◆ GOAL OF THE EXERCISE ◆
Your answer must consist solely of the number of lines that contain the word "deux".

▶

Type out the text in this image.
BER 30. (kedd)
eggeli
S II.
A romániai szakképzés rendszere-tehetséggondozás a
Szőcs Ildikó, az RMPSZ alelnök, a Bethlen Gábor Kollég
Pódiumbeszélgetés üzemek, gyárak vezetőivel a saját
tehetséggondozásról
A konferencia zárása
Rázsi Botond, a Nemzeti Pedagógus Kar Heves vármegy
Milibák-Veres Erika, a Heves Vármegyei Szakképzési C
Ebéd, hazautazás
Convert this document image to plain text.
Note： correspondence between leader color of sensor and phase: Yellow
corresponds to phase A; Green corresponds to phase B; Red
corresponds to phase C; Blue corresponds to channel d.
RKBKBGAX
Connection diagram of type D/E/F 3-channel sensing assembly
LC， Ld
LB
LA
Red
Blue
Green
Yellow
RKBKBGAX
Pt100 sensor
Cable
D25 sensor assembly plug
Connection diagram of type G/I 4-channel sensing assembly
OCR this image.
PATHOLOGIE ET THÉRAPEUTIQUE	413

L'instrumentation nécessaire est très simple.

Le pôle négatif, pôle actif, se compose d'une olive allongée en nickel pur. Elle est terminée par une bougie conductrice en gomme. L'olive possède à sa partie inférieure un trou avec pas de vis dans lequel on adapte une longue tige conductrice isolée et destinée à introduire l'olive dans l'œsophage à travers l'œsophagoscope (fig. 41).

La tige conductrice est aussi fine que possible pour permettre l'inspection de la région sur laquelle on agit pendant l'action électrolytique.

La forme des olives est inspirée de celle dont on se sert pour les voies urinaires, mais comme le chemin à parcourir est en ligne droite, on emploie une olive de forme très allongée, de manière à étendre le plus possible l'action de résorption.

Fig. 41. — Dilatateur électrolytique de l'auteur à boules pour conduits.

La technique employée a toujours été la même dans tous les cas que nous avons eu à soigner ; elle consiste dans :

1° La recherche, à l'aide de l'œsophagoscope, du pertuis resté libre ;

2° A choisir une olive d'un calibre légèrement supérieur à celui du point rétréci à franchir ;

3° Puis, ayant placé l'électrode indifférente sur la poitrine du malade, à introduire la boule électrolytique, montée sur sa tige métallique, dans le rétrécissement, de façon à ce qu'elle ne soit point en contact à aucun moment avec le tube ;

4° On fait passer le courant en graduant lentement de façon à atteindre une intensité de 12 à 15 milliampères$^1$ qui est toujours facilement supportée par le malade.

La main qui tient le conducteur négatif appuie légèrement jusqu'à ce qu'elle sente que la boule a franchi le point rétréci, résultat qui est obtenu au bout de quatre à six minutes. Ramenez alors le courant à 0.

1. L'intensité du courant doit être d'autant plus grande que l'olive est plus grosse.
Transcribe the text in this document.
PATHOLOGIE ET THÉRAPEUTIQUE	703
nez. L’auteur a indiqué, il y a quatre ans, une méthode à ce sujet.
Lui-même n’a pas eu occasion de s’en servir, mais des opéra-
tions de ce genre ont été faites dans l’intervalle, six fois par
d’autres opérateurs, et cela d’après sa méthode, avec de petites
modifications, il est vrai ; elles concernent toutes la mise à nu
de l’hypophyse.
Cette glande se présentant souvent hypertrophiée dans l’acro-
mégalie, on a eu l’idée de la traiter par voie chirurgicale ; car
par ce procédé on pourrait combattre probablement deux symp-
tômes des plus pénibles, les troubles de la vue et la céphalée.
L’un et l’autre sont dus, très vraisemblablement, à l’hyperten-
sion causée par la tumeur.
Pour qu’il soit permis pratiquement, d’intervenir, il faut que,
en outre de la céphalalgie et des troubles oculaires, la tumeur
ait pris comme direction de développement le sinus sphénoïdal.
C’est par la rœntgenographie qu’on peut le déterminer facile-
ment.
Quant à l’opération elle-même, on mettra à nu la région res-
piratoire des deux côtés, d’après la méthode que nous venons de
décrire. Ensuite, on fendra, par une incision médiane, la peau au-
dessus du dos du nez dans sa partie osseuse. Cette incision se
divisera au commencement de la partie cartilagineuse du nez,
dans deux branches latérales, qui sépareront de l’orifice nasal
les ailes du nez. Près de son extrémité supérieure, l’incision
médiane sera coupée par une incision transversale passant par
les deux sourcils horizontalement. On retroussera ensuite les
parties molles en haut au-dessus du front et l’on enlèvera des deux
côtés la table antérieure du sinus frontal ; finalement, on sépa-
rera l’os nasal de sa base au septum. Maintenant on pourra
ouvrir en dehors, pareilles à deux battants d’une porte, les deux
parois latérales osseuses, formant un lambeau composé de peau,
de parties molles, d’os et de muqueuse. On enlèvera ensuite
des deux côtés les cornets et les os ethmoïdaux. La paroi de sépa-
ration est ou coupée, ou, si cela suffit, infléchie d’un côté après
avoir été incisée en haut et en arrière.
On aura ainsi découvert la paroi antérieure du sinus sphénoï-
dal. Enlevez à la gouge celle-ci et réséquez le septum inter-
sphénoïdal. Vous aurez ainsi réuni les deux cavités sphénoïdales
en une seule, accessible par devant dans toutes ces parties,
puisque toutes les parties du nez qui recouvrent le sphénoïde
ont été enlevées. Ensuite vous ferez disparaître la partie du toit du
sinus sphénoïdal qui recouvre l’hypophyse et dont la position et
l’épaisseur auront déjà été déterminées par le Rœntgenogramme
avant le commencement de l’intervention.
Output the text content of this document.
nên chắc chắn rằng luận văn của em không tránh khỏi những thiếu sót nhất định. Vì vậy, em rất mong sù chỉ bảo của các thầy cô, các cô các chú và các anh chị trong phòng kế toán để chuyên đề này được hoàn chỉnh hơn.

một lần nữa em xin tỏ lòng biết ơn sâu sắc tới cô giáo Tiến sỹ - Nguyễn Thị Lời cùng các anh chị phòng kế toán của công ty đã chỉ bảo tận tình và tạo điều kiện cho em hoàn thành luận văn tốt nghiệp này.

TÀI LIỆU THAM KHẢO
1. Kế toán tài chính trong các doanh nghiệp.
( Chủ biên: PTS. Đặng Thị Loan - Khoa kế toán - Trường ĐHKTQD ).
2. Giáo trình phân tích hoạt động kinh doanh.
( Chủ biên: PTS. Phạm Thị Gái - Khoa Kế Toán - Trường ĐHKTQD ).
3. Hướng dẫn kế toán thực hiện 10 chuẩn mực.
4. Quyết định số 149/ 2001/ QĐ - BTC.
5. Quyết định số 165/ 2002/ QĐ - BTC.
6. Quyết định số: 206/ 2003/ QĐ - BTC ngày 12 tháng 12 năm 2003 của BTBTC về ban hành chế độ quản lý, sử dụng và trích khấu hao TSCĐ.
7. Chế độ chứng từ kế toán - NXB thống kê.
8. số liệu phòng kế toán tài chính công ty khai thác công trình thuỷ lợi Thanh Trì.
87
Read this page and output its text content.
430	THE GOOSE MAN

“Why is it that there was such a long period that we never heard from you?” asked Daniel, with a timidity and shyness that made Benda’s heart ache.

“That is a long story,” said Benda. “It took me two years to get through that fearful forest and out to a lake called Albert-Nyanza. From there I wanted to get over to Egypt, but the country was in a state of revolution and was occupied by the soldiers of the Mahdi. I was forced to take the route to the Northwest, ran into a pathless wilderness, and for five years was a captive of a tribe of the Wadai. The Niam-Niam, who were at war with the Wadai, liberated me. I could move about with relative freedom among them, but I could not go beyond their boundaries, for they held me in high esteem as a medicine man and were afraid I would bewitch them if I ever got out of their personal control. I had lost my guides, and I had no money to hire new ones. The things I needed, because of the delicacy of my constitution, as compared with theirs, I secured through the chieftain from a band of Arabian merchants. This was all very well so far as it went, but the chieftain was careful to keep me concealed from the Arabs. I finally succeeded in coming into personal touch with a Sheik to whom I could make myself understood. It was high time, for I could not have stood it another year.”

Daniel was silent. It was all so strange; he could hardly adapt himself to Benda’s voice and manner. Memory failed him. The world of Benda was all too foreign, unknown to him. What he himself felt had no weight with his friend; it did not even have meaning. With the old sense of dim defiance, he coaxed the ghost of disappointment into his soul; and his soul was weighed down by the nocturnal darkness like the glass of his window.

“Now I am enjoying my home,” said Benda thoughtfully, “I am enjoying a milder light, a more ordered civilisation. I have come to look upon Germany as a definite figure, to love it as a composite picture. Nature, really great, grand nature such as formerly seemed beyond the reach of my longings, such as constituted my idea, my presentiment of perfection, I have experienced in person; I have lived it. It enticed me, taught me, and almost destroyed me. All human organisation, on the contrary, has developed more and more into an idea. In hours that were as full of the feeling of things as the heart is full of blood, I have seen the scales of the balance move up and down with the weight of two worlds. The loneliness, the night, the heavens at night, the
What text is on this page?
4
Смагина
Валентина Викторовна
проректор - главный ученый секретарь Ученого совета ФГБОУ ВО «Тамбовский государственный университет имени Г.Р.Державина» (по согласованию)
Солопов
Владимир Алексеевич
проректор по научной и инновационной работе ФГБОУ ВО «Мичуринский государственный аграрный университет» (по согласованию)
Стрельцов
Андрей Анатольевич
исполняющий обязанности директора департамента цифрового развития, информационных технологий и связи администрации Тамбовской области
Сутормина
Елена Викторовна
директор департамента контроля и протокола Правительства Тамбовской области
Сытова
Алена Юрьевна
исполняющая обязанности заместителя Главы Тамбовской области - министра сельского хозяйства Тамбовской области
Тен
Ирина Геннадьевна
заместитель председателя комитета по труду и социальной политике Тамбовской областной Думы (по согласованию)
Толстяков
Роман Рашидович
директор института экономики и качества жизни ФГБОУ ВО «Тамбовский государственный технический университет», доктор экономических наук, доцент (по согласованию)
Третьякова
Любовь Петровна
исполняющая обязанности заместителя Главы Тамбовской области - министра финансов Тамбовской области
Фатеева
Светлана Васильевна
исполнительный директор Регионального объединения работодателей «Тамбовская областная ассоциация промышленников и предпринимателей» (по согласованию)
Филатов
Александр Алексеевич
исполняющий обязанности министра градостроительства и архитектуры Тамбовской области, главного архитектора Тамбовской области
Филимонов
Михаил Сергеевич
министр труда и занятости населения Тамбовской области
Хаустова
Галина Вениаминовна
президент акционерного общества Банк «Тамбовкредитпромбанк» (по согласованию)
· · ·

◀

◆ EXPECTED ANSWER ◆
8